**AIM**
Copy out every record below, word for word.

**MATERIALS PROVIDED**
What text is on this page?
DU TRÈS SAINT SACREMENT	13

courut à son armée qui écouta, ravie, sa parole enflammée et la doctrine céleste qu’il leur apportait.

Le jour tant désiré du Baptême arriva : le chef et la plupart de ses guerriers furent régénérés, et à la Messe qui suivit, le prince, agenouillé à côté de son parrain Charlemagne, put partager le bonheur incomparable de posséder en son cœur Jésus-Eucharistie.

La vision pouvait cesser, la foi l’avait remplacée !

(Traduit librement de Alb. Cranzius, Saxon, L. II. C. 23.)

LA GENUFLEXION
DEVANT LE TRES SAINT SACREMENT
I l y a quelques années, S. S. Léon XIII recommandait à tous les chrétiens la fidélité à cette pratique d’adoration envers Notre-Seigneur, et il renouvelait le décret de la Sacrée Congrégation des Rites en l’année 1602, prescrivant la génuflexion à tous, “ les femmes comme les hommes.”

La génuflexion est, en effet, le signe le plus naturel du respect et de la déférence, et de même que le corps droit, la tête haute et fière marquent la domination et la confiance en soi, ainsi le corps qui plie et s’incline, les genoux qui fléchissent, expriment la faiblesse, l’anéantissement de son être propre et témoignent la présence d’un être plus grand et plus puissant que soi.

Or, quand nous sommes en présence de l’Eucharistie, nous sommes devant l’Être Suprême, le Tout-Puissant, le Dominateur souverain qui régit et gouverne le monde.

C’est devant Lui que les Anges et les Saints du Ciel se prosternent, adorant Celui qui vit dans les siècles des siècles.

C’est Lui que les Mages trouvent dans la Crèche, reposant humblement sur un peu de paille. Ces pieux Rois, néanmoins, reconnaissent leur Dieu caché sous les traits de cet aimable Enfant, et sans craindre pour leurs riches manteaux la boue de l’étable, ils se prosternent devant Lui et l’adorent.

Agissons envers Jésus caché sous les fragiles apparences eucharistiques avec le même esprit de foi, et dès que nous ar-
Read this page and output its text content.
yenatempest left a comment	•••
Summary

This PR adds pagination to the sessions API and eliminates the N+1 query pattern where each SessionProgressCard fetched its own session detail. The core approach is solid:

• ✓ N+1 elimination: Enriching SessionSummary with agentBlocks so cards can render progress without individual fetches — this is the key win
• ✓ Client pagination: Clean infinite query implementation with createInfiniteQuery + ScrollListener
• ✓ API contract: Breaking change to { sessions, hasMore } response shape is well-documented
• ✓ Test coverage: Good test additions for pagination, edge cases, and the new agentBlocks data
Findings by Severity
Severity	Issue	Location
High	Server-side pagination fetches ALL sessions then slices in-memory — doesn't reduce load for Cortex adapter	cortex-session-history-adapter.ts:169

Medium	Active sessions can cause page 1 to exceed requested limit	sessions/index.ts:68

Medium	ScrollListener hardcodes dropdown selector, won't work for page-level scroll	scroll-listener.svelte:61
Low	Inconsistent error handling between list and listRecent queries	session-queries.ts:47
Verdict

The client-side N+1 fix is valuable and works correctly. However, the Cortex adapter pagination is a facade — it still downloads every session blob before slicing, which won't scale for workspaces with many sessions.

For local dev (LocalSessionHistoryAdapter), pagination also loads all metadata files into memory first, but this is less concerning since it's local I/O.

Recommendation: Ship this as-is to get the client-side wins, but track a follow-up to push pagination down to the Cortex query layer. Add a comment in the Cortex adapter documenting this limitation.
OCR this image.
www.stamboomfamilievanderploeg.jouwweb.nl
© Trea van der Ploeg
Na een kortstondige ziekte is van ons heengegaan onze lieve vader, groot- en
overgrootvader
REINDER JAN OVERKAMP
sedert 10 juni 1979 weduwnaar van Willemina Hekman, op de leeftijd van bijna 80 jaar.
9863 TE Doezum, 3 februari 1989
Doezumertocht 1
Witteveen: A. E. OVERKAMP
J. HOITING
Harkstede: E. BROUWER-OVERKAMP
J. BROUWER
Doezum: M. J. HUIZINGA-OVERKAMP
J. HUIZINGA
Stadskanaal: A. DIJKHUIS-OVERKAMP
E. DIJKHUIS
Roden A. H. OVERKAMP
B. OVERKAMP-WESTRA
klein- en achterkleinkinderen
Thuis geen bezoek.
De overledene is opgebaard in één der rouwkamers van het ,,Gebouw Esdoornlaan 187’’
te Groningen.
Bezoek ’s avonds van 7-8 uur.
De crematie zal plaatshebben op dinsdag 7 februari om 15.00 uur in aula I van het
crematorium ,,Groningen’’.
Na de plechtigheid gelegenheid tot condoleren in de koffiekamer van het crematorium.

**FINISHED TASK**
What text is on this page?
DU TRÈS SAINT SACREMENT	13

courut à son armée qui écouta, ravie, sa parole enflammée et la doctrine céleste qu’il leur apportait.

Le jour tant désiré du Baptême arriva : le chef et la plupart de ses guerriers furent régénérés, et à la Messe qui suivit, le prince, agenouillé à côté de son parrain Charlemagne, put partager le bonheur incomparable de posséder en son cœur Jésus-Eucharistie.

La vision pouvait cesser, la foi l’avait remplacée !

(Traduit librement de Alb. Cranzius, Saxon, L. II. C. 23.)

LA GENUFLEXION
DEVANT LE TRES SAINT SACREMENT
I l y a quelques années, S. S. Léon XIII recommandait à tous les chrétiens la fidélité à cette pratique d’adoration envers Notre-Seigneur, et il renouvelait le décret de la Sacrée Congrégation des Rites en l’année 1602, prescrivant la génuflexion à tous, “ les femmes comme les hommes.”

La génuflexion est, en effet, le signe le plus naturel du respect et de la déférence, et de même que le corps droit, la tête haute et fière marquent la domination et la confiance en soi, ainsi le corps qui plie et s’incline, les genoux qui fléchissent, expriment la faiblesse, l’anéantissement de son être propre et témoignent la présence d’un être plus grand et plus puissant que soi.

Or, quand nous sommes en présence de l’Eucharistie, nous sommes devant l’Être Suprême, le Tout-Puissant, le Dominateur souverain qui régit et gouverne le monde.

C’est devant Lui que les Anges et les Saints du Ciel se prosternent, adorant Celui qui vit dans les siècles des siècles.

C’est Lui que les Mages trouvent dans la Crèche, reposant humblement sur un peu de paille. Ces pieux Rois, néanmoins, reconnaissent leur Dieu caché sous les traits de cet aimable Enfant, et sans craindre pour leurs riches manteaux la boue de l’étable, ils se prosternent devant Lui et l’adorent.

Agissons envers Jésus caché sous les fragiles apparences eucharistiques avec le même esprit de foi, et dès que nous ar-
Read this page and output its text content.
yenatempest left a comment	•••
Summary

This PR adds pagination to the sessions API and eliminates the N+1 query pattern where each SessionProgressCard fetched its own session detail. The core approach is solid:

• ✓ N+1 elimination: Enriching SessionSummary with agentBlocks so cards can render progress without individual fetches — this is the key win
• ✓ Client pagination: Clean infinite query implementation with createInfiniteQuery + ScrollListener
• ✓ API contract: Breaking change to { sessions, hasMore } response shape is well-documented
• ✓ Test coverage: Good test additions for pagination, edge cases, and the new agentBlocks data
Findings by Severity
Severity	Issue	Location
High	Server-side pagination fetches ALL sessions then slices in-memory — doesn't reduce load for Cortex adapter	cortex-session-history-adapter.ts:169

Medium	Active sessions can cause page 1 to exceed requested limit	sessions/index.ts:68

Medium	ScrollListener hardcodes dropdown selector, won't work for page-level scroll	scroll-listener.svelte:61
Low	Inconsistent error handling between list and listRecent queries	session-queries.ts:47
Verdict

The client-side N+1 fix is valuable and works correctly. However, the Cortex adapter pagination is a facade — it still downloads every session blob before slicing, which won't scale for workspaces with many sessions.

For local dev (LocalSessionHistoryAdapter), pagination also loads all metadata files into memory first, but this is less concerning since it's local I/O.

Recommendation: Ship this as-is to get the client-side wins, but track a follow-up to push pagination down to the Cortex query layer. Add a comment in the Cortex adapter documenting this limitation.
OCR this image.
www.stamboomfamilievanderploeg.jouwweb.nl
© Trea van der Ploeg
Na een kortstondige ziekte is van ons heengegaan onze lieve vader, groot- en
overgrootvader
REINDER JAN OVERKAMP
sedert 10 juni 1979 weduwnaar van Willemina Hekman, op de leeftijd van bijna 80 jaar.
9863 TE Doezum, 3 februari 1989
Doezumertocht 1
Witteveen: A. E. OVERKAMP
J. HOITING
Harkstede: E. BROUWER-OVERKAMP
J. BROUWER
Doezum: M. J. HUIZINGA-OVERKAMP
J. HUIZINGA
Stadskanaal: A. DIJKHUIS-OVERKAMP
E. DIJKHUIS
Roden A. H. OVERKAMP
B. OVERKAMP-WESTRA
klein- en achterkleinkinderen
Thuis geen bezoek.
De overledene is opgebaard in één der rouwkamers van het ,,Gebouw Esdoornlaan 187’’
te Groningen.
Bezoek ’s avonds van 7-8 uur.
De crematie zal plaatshebben op dinsdag 7 februari om 15.00 uur in aula I van het
crematorium ,,Groningen’’.
Na de plechtigheid gelegenheid tot condoleren in de koffiekamer van het crematorium.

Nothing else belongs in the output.